**GOAL OF THE EXERCISE:** All records are to be retyped faithfully and completely.

========

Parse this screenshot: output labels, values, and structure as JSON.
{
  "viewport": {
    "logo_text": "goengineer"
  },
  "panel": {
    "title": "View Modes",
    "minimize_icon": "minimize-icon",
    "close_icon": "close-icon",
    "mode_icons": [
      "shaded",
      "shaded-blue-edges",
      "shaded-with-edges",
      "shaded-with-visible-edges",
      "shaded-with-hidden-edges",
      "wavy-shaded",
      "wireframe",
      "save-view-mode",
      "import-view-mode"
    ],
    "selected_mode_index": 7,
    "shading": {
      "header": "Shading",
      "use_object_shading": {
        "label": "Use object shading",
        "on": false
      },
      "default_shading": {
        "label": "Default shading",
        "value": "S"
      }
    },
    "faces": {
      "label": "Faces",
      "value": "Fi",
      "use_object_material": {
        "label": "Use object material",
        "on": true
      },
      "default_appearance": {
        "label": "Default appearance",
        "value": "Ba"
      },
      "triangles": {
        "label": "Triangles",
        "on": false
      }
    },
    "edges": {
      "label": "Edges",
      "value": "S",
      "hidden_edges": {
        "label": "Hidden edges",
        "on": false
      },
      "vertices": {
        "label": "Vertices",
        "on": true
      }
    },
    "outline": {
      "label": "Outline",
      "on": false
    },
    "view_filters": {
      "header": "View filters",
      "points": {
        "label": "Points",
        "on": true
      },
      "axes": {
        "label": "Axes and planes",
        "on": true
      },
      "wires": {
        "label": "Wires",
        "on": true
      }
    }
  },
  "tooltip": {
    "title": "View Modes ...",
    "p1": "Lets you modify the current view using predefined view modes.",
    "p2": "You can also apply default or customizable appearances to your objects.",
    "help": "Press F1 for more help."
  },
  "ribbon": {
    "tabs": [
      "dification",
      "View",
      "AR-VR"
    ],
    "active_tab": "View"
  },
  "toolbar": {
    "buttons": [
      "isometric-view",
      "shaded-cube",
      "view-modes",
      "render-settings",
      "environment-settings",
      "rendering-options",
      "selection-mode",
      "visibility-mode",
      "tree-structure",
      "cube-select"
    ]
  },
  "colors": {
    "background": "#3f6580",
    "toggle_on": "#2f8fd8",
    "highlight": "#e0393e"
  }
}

========

**RESPONSE TO THIS EXERCISE:**
Parse this screenshot: output labels, values, and structure as JSON.
{
  "viewport": {
    "logo_text": "goengineer"
  },
  "panel": {
    "title": "View Modes",
    "minimize_icon": "minimize-icon",
    "close_icon": "close-icon",
    "mode_icons": [
      "shaded",
      "shaded-blue-edges",
      "shaded-with-edges",
      "shaded-with-visible-edges",
      "shaded-with-hidden-edges",
      "wavy-shaded",
      "wireframe",
      "save-view-mode",
      "import-view-mode"
    ],
    "selected_mode_index": 7,
    "shading": {
      "header": "Shading",
      "use_object_shading": {
        "label": "Use object shading",
        "on": false
      },
      "default_shading": {
        "label": "Default shading",
        "value": "S"
      }
    },
    "faces": {
      "label": "Faces",
      "value": "Fi",
      "use_object_material": {
        "label": "Use object material",
        "on": true
      },
      "default_appearance": {
        "label": "Default appearance",
        "value": "Ba"
      },
      "triangles": {
        "label": "Triangles",
        "on": false
      }
    },
    "edges": {
      "label": "Edges",
      "value": "S",
      "hidden_edges": {
        "label": "Hidden edges",
        "on": false
      },
      "vertices": {
        "label": "Vertices",
        "on": true
      }
    },
    "outline": {
      "label": "Outline",
      "on": false
    },
    "view_filters": {
      "header": "View filters",
      "points": {
        "label": "Points",
        "on": true
      },
      "axes": {
        "label": "Axes and planes",
        "on": true
      },
      "wires": {
        "label": "Wires",
        "on": true
      }
    }
  },
  "tooltip": {
    "title": "View Modes ...",
    "p1": "Lets you modify the current view using predefined view modes.",
    "p2": "You can also apply default or customizable appearances to your objects.",
    "help": "Press F1 for more help."
  },
  "ribbon": {
    "tabs": [
      "dification",
      "View",
      "AR-VR"
    ],
    "active_tab": "View"
  },
  "toolbar": {
    "buttons": [
      "isometric-view",
      "shaded-cube",
      "view-modes",
      "render-settings",
      "environment-settings",
      "rendering-options",
      "selection-mode",
      "visibility-mode",
      "tree-structure",
      "cube-select"
    ]
  },
  "colors": {
    "background": "#3f6580",
    "toggle_on": "#2f8fd8",
    "highlight": "#e0393e"
  }
}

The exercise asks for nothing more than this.